◆ TASK DIRECTIONS
Write out, exactly as they appear, only the lines running from the line with "Decode this image" to the final line of the listing; include both.

┌────────

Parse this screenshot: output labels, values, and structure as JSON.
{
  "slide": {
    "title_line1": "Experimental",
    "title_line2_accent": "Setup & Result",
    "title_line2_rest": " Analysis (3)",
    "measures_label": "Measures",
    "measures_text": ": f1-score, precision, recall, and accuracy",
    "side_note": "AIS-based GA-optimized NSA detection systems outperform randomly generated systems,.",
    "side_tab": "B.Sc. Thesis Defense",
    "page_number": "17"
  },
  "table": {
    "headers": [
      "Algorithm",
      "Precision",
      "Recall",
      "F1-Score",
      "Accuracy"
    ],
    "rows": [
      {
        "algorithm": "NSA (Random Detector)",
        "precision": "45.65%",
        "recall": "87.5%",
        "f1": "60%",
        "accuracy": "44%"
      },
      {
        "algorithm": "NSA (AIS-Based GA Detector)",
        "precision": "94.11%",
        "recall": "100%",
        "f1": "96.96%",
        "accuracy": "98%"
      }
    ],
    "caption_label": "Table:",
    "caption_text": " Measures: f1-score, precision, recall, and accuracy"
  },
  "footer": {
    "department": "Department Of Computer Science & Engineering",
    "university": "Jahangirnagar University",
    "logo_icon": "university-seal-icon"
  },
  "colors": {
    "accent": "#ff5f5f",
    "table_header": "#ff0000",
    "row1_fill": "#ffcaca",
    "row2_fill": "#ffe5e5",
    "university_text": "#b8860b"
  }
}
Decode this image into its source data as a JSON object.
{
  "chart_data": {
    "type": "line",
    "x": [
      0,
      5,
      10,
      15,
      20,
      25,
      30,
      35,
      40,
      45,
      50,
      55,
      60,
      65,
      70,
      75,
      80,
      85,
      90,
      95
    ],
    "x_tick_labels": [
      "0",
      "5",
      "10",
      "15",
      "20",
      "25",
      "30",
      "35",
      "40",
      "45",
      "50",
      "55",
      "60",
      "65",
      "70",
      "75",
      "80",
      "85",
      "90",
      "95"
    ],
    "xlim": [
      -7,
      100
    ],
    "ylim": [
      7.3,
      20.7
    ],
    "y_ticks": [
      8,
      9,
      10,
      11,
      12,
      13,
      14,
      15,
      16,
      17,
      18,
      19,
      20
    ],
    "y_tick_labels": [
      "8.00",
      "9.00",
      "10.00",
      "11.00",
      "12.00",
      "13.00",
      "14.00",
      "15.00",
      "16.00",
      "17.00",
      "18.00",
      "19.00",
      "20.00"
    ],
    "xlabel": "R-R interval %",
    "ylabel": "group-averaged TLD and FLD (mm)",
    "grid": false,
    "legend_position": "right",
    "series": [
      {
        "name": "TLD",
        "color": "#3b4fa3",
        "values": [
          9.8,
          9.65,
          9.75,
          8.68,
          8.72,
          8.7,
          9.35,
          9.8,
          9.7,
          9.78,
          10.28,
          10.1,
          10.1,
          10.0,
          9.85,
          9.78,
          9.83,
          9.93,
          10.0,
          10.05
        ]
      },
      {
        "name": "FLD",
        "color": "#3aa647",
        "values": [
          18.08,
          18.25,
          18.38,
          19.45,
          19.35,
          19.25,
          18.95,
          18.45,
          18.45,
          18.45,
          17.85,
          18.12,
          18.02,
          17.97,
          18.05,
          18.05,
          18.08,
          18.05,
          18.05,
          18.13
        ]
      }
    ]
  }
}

└────────

◆ WRITTEN ANSWER
Decode this image into its source data as a JSON object.
{
  "chart_data": {
    "type": "line",
    "x": [
      0,
      5,
      10,
      15,
      20,
      25,
      30,
      35,
      40,
      45,
      50,
      55,
      60,
      65,
      70,
      75,
      80,
      85,
      90,
      95
    ],
    "x_tick_labels": [
      "0",
      "5",
      "10",
      "15",
      "20",
      "25",
      "30",
      "35",
      "40",
      "45",
      "50",
      "55",
      "60",
      "65",
      "70",
      "75",
      "80",
      "85",
      "90",
      "95"
    ],
    "xlim": [
      -7,
      100
    ],
    "ylim": [
      7.3,
      20.7
    ],
    "y_ticks": [
      8,
      9,
      10,
      11,
      12,
      13,
      14,
      15,
      16,
      17,
      18,
      19,
      20
    ],
    "y_tick_labels": [
      "8.00",
      "9.00",
      "10.00",
      "11.00",
      "12.00",
      "13.00",
      "14.00",
      "15.00",
      "16.00",
      "17.00",
      "18.00",
      "19.00",
      "20.00"
    ],
    "xlabel": "R-R interval %",
    "ylabel": "group-averaged TLD and FLD (mm)",
    "grid": false,
    "legend_position": "right",
    "series": [
      {
        "name": "TLD",
        "color": "#3b4fa3",
        "values": [
          9.8,
          9.65,
          9.75,
          8.68,
          8.72,
          8.7,
          9.35,
          9.8,
          9.7,
          9.78,
          10.28,
          10.1,
          10.1,
          10.0,
          9.85,
          9.78,
          9.83,
          9.93,
          10.0,
          10.05
        ]
      },
      {
        "name": "FLD",
        "color": "#3aa647",
        "values": [
          18.08,
          18.25,
          18.38,
          19.45,
          19.35,
          19.25,
          18.95,
          18.45,
          18.45,
          18.45,
          17.85,
          18.12,
          18.02,
          17.97,
          18.05,
          18.05,
          18.08,
          18.05,
          18.05,
          18.13
        ]
      }
    ]
  }
}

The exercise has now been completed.